**Job**
Give the material again in full, matching it exactly.

(Figure data in JSON)
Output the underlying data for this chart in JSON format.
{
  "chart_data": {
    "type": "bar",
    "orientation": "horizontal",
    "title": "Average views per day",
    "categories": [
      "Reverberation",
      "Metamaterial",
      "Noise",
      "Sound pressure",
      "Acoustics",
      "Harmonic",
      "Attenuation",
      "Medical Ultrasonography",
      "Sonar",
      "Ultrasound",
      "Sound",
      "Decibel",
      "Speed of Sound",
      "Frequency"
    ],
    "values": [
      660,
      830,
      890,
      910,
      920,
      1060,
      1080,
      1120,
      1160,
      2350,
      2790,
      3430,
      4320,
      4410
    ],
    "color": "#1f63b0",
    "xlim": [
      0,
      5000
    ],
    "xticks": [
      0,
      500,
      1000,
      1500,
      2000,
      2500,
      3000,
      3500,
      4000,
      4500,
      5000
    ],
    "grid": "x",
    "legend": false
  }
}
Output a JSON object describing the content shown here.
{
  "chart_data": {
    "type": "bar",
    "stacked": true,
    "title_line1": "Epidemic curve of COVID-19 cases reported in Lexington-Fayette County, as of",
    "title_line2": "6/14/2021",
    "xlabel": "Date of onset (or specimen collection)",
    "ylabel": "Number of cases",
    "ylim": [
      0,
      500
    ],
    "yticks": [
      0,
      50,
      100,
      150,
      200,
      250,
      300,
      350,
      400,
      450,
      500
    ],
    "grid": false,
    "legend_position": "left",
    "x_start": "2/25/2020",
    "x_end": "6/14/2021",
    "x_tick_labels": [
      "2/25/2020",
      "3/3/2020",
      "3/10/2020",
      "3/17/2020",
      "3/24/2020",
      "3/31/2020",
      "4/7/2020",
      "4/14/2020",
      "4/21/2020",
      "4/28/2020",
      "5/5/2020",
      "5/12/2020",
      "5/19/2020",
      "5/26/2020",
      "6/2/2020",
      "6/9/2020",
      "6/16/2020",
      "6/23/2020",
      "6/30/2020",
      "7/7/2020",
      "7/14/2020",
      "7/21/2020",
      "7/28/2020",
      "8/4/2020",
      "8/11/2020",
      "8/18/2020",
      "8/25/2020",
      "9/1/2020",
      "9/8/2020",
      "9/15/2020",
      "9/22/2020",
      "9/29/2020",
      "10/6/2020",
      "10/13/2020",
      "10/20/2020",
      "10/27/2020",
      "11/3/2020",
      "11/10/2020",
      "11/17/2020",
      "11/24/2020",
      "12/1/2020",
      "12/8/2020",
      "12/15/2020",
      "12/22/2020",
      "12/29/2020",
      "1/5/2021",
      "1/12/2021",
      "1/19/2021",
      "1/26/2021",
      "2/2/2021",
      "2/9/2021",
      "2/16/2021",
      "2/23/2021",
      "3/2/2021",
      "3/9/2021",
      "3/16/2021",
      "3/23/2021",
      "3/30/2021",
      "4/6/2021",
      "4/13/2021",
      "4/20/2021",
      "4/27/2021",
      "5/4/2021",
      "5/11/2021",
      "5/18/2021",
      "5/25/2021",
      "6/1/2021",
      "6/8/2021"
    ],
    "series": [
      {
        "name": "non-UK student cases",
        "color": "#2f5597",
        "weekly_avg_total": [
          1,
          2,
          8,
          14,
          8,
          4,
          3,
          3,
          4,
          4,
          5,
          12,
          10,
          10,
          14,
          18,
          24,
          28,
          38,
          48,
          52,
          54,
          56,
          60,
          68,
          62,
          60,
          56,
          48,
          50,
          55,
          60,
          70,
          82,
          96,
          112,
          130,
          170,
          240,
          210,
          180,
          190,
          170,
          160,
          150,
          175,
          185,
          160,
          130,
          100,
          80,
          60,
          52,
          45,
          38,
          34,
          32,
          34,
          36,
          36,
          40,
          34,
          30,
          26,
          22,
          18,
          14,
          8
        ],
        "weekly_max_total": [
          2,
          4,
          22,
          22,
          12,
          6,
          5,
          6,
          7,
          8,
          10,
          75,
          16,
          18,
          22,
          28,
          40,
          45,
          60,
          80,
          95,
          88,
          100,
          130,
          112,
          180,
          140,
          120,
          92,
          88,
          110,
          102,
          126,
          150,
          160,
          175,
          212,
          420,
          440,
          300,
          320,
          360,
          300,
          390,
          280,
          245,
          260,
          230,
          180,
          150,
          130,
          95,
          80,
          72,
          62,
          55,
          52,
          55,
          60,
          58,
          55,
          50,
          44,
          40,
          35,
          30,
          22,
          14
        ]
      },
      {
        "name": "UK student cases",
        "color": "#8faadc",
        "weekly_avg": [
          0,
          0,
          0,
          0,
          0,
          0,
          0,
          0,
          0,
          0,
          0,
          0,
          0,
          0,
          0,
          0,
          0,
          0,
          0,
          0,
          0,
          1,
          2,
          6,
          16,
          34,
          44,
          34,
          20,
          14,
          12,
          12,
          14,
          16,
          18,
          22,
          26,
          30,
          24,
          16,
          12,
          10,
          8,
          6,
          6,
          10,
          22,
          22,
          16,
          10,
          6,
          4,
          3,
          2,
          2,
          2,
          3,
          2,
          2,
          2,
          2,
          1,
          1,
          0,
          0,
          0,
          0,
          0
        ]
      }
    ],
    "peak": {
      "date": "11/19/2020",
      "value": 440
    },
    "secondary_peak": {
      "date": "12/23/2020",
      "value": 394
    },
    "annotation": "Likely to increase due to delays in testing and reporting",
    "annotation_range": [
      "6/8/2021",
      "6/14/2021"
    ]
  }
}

**Exercise solution**
Output the underlying data for this chart in JSON format.
{
  "chart_data": {
    "type": "bar",
    "orientation": "horizontal",
    "title": "Average views per day",
    "categories": [
      "Reverberation",
      "Metamaterial",
      "Noise",
      "Sound pressure",
      "Acoustics",
      "Harmonic",
      "Attenuation",
      "Medical Ultrasonography",
      "Sonar",
      "Ultrasound",
      "Sound",
      "Decibel",
      "Speed of Sound",
      "Frequency"
    ],
    "values": [
      660,
      830,
      890,
      910,
      920,
      1060,
      1080,
      1120,
      1160,
      2350,
      2790,
      3430,
      4320,
      4410
    ],
    "color": "#1f63b0",
    "xlim": [
      0,
      5000
    ],
    "xticks": [
      0,
      500,
      1000,
      1500,
      2000,
      2500,
      3000,
      3500,
      4000,
      4500,
      5000
    ],
    "grid": "x",
    "legend": false
  }
}
Output a JSON object describing the content shown here.
{
  "chart_data": {
    "type": "bar",
    "stacked": true,
    "title_line1": "Epidemic curve of COVID-19 cases reported in Lexington-Fayette County, as of",
    "title_line2": "6/14/2021",
    "xlabel": "Date of onset (or specimen collection)",
    "ylabel": "Number of cases",
    "ylim": [
      0,
      500
    ],
    "yticks": [
      0,
      50,
      100,
      150,
      200,
      250,
      300,
      350,
      400,
      450,
      500
    ],
    "grid": false,
    "legend_position": "left",
    "x_start": "2/25/2020",
    "x_end": "6/14/2021",
    "x_tick_labels": [
      "2/25/2020",
      "3/3/2020",
      "3/10/2020",
      "3/17/2020",
      "3/24/2020",
      "3/31/2020",
      "4/7/2020",
      "4/14/2020",
      "4/21/2020",
      "4/28/2020",
      "5/5/2020",
      "5/12/2020",
      "5/19/2020",
      "5/26/2020",
      "6/2/2020",
      "6/9/2020",
      "6/16/2020",
      "6/23/2020",
      "6/30/2020",
      "7/7/2020",
      "7/14/2020",
      "7/21/2020",
      "7/28/2020",
      "8/4/2020",
      "8/11/2020",
      "8/18/2020",
      "8/25/2020",
      "9/1/2020",
      "9/8/2020",
      "9/15/2020",
      "9/22/2020",
      "9/29/2020",
      "10/6/2020",
      "10/13/2020",
      "10/20/2020",
      "10/27/2020",
      "11/3/2020",
      "11/10/2020",
      "11/17/2020",
      "11/24/2020",
      "12/1/2020",
      "12/8/2020",
      "12/15/2020",
      "12/22/2020",
      "12/29/2020",
      "1/5/2021",
      "1/12/2021",
      "1/19/2021",
      "1/26/2021",
      "2/2/2021",
      "2/9/2021",
      "2/16/2021",
      "2/23/2021",
      "3/2/2021",
      "3/9/2021",
      "3/16/2021",
      "3/23/2021",
      "3/30/2021",
      "4/6/2021",
      "4/13/2021",
      "4/20/2021",
      "4/27/2021",
      "5/4/2021",
      "5/11/2021",
      "5/18/2021",
      "5/25/2021",
      "6/1/2021",
      "6/8/2021"
    ],
    "series": [
      {
        "name": "non-UK student cases",
        "color": "#2f5597",
        "weekly_avg_total": [
          1,
          2,
          8,
          14,
          8,
          4,
          3,
          3,
          4,
          4,
          5,
          12,
          10,
          10,
          14,
          18,
          24,
          28,
          38,
          48,
          52,
          54,
          56,
          60,
          68,
          62,
          60,
          56,
          48,
          50,
          55,
          60,
          70,
          82,
          96,
          112,
          130,
          170,
          240,
          210,
          180,
          190,
          170,
          160,
          150,
          175,
          185,
          160,
          130,
          100,
          80,
          60,
          52,
          45,
          38,
          34,
          32,
          34,
          36,
          36,
          40,
          34,
          30,
          26,
          22,
          18,
          14,
          8
        ],
        "weekly_max_total": [
          2,
          4,
          22,
          22,
          12,
          6,
          5,
          6,
          7,
          8,
          10,
          75,
          16,
          18,
          22,
          28,
          40,
          45,
          60,
          80,
          95,
          88,
          100,
          130,
          112,
          180,
          140,
          120,
          92,
          88,
          110,
          102,
          126,
          150,
          160,
          175,
          212,
          420,
          440,
          300,
          320,
          360,
          300,
          390,
          280,
          245,
          260,
          230,
          180,
          150,
          130,
          95,
          80,
          72,
          62,
          55,
          52,
          55,
          60,
          58,
          55,
          50,
          44,
          40,
          35,
          30,
          22,
          14
        ]
      },
      {
        "name": "UK student cases",
        "color": "#8faadc",
        "weekly_avg": [
          0,
          0,
          0,
          0,
          0,
          0,
          0,
          0,
          0,
          0,
          0,
          0,
          0,
          0,
          0,
          0,
          0,
          0,
          0,
          0,
          0,
          1,
          2,
          6,
          16,
          34,
          44,
          34,
          20,
          14,
          12,
          12,
          14,
          16,
          18,
          22,
          26,
          30,
          24,
          16,
          12,
          10,
          8,
          6,
          6,
          10,
          22,
          22,
          16,
          10,
          6,
          4,
          3,
          2,
          2,
          2,
          3,
          2,
          2,
          2,
          2,
          1,
          1,
          0,
          0,
          0,
          0,
          0
        ]
      }
    ],
    "peak": {
      "date": "11/19/2020",
      "value": 440
    },
    "secondary_peak": {
      "date": "12/23/2020",
      "value": 394
    },
    "annotation": "Likely to increase due to delays in testing and reporting",
    "annotation_range": [
      "6/8/2021",
      "6/14/2021"
    ]
  }
}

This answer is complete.